Stored data
** start **

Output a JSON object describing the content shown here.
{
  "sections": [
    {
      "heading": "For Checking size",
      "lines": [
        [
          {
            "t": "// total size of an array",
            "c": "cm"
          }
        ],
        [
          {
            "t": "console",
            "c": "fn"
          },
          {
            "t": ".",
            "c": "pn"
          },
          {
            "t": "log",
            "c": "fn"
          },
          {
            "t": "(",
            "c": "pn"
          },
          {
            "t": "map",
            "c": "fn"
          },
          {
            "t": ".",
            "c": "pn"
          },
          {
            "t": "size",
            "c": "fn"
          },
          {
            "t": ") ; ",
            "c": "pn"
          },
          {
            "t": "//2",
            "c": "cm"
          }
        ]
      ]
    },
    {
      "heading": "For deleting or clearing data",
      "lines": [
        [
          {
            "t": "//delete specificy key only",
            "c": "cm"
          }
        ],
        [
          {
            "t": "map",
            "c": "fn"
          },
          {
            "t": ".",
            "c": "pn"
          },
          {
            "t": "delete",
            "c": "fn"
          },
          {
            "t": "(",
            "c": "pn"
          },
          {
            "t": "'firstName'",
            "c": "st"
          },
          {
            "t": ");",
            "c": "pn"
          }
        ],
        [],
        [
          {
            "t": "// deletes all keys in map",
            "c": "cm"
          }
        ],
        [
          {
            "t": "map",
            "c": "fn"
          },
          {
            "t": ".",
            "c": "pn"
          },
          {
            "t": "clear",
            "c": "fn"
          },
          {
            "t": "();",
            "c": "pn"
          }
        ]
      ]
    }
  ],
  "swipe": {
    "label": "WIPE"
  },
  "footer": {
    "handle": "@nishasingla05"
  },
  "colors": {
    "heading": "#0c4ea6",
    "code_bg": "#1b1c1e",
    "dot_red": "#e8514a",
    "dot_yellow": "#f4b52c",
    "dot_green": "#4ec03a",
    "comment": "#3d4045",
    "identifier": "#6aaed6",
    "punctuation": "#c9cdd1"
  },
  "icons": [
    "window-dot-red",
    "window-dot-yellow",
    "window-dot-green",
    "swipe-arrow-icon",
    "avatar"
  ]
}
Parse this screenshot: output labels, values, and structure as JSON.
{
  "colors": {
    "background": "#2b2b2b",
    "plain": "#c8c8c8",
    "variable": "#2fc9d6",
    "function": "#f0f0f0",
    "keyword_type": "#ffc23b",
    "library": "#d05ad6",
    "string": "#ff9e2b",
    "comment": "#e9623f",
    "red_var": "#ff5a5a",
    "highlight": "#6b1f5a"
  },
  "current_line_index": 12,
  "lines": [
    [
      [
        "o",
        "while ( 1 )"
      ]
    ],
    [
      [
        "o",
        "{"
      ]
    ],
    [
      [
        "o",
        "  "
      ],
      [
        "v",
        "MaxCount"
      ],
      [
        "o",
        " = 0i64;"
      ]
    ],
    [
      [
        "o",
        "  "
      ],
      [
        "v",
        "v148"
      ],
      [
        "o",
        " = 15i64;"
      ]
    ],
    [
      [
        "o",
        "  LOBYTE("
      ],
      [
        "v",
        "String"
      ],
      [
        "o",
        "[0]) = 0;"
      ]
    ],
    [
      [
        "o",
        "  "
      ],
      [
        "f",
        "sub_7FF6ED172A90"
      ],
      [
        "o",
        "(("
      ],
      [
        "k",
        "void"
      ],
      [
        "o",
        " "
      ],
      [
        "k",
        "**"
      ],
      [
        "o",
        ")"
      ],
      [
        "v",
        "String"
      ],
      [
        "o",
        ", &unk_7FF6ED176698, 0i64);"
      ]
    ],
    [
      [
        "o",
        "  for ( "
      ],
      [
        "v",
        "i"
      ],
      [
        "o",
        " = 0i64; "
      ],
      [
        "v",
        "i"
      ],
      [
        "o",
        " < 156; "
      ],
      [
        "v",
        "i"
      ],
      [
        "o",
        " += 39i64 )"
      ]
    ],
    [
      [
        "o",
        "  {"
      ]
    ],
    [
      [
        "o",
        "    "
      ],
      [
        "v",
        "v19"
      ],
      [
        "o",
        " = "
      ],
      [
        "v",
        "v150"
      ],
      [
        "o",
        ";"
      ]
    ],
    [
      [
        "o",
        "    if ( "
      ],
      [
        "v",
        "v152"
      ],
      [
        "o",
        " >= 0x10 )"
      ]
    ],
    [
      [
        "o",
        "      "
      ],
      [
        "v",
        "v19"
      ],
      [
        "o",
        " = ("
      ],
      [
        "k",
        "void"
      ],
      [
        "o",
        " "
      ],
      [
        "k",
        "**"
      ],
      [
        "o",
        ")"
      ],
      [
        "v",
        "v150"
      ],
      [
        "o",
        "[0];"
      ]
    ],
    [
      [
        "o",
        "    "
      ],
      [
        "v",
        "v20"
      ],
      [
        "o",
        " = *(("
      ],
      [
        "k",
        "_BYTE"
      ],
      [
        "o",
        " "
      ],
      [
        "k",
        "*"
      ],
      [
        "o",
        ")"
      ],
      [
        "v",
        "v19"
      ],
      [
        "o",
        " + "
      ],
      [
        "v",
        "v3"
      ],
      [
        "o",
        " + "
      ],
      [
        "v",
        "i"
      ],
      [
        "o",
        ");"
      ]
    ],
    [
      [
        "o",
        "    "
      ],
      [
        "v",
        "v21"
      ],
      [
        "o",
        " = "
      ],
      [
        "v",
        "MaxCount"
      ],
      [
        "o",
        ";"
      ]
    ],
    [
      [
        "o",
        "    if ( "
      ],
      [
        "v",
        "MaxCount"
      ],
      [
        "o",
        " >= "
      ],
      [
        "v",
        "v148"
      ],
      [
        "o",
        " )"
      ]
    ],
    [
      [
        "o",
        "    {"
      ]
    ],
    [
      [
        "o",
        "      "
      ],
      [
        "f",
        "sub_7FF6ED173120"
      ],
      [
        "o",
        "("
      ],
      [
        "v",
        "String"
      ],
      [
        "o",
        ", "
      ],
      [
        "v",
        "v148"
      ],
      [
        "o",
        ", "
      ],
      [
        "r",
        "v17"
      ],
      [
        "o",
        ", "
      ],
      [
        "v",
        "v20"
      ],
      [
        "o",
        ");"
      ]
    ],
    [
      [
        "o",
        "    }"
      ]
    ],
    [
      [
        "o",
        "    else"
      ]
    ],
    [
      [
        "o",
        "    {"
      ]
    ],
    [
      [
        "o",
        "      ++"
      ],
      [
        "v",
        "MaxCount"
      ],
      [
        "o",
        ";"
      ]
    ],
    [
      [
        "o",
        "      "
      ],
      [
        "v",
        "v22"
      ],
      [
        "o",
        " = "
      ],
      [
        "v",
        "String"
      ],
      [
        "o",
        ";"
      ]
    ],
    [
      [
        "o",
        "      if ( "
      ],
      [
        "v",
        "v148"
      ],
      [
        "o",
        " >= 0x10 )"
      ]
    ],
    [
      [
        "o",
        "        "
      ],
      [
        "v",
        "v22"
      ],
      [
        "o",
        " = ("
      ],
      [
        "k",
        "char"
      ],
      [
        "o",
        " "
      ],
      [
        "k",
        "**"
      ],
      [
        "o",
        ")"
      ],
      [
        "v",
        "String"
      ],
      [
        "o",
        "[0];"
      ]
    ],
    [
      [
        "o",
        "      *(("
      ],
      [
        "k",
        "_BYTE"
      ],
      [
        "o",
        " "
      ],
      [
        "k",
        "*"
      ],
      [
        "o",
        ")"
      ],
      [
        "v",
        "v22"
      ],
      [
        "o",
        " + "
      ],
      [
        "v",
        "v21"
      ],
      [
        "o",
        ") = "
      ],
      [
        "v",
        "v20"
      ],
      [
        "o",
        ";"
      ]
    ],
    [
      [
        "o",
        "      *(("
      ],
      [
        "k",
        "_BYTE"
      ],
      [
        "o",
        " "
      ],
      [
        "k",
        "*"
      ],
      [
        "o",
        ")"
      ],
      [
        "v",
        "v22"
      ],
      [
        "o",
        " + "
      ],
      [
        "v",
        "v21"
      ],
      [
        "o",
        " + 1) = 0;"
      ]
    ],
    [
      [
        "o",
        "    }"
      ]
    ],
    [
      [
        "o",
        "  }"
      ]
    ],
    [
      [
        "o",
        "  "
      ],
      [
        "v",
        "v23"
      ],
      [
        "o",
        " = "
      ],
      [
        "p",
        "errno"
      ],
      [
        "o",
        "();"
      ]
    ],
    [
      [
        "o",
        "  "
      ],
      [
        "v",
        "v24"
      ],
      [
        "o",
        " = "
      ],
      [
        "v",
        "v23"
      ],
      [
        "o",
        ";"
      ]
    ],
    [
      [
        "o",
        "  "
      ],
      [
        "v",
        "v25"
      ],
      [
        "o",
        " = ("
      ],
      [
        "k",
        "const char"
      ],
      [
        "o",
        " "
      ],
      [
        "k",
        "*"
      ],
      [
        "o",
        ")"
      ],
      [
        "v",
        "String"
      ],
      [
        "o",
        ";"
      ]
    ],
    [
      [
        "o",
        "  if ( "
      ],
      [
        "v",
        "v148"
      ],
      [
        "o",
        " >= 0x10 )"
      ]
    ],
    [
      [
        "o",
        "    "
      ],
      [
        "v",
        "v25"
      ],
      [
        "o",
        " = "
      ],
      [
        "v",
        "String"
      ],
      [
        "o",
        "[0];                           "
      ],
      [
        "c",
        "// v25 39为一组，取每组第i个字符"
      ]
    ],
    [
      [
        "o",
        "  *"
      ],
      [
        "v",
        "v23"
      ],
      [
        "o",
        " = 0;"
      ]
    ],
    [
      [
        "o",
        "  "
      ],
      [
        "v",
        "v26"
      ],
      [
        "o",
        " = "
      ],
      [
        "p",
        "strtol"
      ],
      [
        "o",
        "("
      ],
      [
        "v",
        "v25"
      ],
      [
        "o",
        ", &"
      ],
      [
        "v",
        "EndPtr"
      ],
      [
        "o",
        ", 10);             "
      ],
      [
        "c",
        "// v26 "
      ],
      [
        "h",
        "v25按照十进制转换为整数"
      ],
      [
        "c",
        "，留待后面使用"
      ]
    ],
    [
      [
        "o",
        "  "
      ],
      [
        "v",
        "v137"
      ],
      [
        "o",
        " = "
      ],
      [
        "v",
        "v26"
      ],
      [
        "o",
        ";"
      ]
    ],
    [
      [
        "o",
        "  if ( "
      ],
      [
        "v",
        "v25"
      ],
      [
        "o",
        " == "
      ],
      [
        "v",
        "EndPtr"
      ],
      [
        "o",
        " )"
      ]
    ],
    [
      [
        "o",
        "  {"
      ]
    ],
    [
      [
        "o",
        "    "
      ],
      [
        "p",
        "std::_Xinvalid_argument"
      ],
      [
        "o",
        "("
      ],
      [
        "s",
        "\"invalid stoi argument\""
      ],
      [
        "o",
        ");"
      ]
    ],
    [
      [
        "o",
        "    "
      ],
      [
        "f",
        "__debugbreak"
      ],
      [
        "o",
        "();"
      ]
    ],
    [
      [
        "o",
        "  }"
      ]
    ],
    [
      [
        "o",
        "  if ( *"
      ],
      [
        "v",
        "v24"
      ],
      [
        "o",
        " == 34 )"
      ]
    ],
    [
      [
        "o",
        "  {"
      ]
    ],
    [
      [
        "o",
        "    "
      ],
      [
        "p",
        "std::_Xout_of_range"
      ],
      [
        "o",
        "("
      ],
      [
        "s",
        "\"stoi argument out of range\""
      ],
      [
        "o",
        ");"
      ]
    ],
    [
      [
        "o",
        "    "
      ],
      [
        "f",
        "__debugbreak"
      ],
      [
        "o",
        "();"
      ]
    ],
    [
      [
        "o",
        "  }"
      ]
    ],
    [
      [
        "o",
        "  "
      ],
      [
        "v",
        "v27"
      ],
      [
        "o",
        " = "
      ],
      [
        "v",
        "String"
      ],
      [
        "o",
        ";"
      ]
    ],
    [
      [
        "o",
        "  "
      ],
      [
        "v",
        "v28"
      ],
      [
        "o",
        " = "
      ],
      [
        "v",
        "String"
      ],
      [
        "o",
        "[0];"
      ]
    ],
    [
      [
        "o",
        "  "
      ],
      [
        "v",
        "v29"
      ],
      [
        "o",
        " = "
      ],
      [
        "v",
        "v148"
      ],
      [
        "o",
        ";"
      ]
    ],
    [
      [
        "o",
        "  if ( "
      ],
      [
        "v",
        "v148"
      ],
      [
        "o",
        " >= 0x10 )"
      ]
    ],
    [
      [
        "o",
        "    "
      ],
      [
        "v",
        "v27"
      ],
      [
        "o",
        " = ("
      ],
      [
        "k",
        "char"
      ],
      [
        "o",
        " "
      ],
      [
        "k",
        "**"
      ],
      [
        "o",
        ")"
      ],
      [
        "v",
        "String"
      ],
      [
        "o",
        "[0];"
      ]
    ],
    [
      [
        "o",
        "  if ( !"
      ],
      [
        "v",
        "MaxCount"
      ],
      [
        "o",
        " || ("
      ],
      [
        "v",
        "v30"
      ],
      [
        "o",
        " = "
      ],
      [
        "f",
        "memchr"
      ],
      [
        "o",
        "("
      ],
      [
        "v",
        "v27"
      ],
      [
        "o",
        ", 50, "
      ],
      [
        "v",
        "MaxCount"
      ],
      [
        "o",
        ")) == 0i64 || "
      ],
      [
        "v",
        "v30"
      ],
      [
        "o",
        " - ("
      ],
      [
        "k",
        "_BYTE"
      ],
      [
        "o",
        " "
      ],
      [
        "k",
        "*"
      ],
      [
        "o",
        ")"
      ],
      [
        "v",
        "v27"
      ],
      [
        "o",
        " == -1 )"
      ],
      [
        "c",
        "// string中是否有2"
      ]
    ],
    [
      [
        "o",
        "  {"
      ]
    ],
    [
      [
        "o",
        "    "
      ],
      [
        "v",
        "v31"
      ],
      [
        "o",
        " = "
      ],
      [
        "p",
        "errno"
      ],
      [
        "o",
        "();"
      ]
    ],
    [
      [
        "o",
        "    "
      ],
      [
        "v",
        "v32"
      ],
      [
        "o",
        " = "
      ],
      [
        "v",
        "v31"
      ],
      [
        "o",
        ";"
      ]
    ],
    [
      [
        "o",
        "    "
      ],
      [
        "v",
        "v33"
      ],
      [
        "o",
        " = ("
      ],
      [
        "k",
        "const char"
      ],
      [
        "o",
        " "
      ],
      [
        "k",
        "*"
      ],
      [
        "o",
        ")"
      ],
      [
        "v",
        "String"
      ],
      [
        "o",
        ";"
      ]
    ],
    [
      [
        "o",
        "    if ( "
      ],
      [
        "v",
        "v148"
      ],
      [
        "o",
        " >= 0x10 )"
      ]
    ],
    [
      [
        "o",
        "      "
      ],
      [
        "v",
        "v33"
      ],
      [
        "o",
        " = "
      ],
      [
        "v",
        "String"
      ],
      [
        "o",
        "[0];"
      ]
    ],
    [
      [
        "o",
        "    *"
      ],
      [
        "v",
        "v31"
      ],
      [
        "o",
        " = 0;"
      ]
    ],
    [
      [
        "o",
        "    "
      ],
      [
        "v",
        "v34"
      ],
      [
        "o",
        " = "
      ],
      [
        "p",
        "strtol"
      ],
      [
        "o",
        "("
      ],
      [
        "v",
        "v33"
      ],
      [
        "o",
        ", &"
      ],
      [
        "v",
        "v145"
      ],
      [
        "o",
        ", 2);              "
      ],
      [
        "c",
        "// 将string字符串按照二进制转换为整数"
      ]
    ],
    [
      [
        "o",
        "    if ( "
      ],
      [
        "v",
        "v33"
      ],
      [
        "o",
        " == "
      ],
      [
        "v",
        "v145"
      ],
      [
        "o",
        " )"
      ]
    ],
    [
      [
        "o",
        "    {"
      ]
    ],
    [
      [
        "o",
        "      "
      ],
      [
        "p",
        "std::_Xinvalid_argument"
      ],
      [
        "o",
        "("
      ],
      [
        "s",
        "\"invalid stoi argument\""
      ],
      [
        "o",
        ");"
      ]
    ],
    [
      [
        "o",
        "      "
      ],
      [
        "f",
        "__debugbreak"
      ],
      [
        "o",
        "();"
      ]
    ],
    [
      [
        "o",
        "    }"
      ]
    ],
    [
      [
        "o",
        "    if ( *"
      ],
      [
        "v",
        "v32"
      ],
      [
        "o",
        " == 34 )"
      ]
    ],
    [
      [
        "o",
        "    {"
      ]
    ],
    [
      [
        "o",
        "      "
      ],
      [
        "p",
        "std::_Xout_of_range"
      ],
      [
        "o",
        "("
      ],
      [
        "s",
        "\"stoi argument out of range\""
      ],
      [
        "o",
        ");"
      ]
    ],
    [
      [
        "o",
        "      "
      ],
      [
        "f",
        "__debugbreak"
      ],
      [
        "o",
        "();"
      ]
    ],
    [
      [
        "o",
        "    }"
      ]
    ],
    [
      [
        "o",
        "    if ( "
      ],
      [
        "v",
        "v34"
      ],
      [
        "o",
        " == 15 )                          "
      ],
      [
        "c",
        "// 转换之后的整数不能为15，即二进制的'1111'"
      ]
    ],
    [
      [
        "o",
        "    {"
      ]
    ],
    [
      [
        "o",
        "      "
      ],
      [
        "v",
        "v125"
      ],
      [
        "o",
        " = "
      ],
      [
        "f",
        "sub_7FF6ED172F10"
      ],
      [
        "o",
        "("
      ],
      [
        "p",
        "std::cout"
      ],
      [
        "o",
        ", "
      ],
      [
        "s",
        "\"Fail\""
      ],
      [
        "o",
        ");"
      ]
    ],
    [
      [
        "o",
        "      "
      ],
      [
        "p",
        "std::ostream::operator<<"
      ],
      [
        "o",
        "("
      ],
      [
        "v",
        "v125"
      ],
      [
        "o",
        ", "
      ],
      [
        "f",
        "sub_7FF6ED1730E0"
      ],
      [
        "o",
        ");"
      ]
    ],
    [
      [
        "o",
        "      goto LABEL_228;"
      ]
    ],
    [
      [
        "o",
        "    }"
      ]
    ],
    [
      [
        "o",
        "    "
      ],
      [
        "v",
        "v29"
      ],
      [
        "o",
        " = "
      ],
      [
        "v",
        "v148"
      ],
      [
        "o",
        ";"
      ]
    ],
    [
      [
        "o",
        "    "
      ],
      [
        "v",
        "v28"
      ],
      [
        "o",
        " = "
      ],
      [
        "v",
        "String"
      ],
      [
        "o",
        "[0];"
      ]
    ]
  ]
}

** end **

§ YOUR OBJECTIVE: Look for lines containing the string "JSON" and copy them all.

§ SOLUTION FOR THIS PROBLEM:
Output a JSON object describing the content shown here.
Parse this screenshot: output labels, values, and structure as JSON.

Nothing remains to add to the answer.